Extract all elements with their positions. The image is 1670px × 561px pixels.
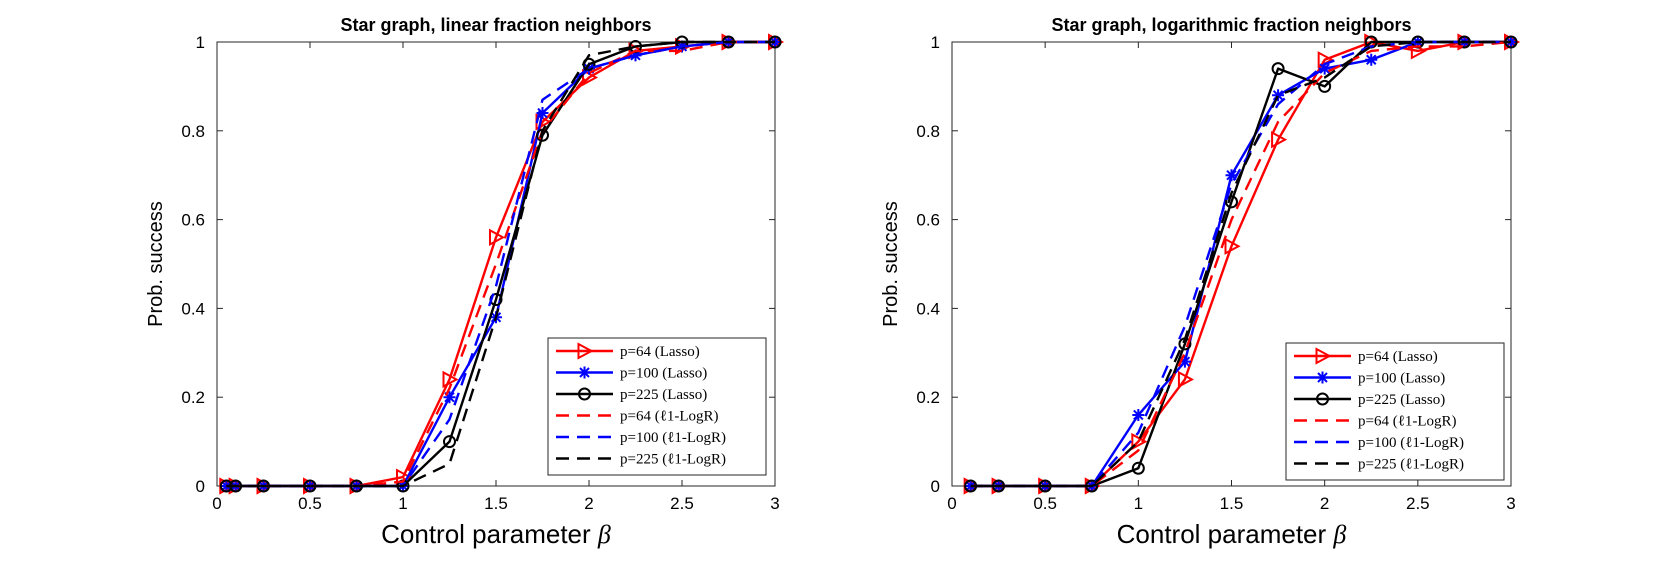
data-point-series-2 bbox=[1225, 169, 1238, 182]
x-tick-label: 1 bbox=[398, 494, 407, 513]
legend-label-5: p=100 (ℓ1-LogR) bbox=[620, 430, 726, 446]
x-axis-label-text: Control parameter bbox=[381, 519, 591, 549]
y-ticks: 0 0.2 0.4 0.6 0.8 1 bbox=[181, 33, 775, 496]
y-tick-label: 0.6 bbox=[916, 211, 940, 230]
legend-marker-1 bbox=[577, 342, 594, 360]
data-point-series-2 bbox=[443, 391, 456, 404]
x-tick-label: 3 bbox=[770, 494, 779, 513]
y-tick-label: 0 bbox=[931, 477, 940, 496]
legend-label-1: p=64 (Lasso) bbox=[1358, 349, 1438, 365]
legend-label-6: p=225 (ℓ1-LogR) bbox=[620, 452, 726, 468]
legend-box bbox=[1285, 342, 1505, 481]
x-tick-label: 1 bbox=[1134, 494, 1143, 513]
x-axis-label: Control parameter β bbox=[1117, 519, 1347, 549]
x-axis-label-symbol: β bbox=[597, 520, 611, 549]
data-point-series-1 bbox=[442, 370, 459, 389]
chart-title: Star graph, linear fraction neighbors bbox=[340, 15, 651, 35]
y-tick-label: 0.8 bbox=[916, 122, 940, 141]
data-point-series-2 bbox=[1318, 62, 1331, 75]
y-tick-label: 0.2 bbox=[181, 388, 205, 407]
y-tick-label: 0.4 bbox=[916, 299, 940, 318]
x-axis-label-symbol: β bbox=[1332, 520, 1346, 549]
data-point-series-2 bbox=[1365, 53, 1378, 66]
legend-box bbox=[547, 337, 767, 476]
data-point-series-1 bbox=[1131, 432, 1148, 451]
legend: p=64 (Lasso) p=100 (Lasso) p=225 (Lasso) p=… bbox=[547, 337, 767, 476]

What is being asked >>
Please rewrite every line of the records above as a numbered list, with blank lines and pictures left out.

Output for this exercise >>
1. Extract all elements with their positions. The image is 1670px × 561px pixels.
2. data-point-series-2 bbox=[1225, 169, 1238, 182]
3. x-tick-label: 1 bbox=[398, 494, 407, 513]
4. legend-label-5: p=100 (ℓ1-LogR) bbox=[620, 430, 726, 446]
5. x-axis-label-text: Control parameter bbox=[381, 519, 591, 549]
6. y-ticks: 0 0.2 0.4 0.6 0.8 1 bbox=[181, 33, 775, 496]
7. y-tick-label: 0.6 bbox=[916, 211, 940, 230]
8. legend-marker-1 bbox=[577, 342, 594, 360]
9. data-point-series-2 bbox=[443, 391, 456, 404]
10. x-tick-label: 3 bbox=[770, 494, 779, 513]
11. y-tick-label: 0 bbox=[931, 477, 940, 496]
12. legend-label-1: p=64 (Lasso) bbox=[1358, 349, 1438, 365]
13. legend-label-6: p=225 (ℓ1-LogR) bbox=[620, 452, 726, 468]
14. legend-box bbox=[1285, 342, 1505, 481]
15. x-tick-label: 1 bbox=[1134, 494, 1143, 513]
16. x-axis-label: Control parameter β bbox=[1117, 519, 1347, 549]
17. x-axis-label-symbol: β bbox=[597, 520, 611, 549]
18. data-point-series-1 bbox=[442, 370, 459, 389]
19. chart-title: Star graph, linear fraction neighbors bbox=[340, 15, 651, 35]
20. y-tick-label: 0.8 bbox=[916, 122, 940, 141]
21. data-point-series-2 bbox=[1318, 62, 1331, 75]
22. y-tick-label: 0.2 bbox=[181, 388, 205, 407]
23. y-tick-label: 0.4 bbox=[916, 299, 940, 318]
24. x-axis-label-symbol: β bbox=[1332, 520, 1346, 549]
25. data-point-series-2 bbox=[1365, 53, 1378, 66]
26. legend-box bbox=[547, 337, 767, 476]
27. data-point-series-1 bbox=[1131, 432, 1148, 451]
28. legend: p=64 (Lasso) p=100 (Lasso) p=225 (Lasso) p=… bbox=[547, 337, 767, 476]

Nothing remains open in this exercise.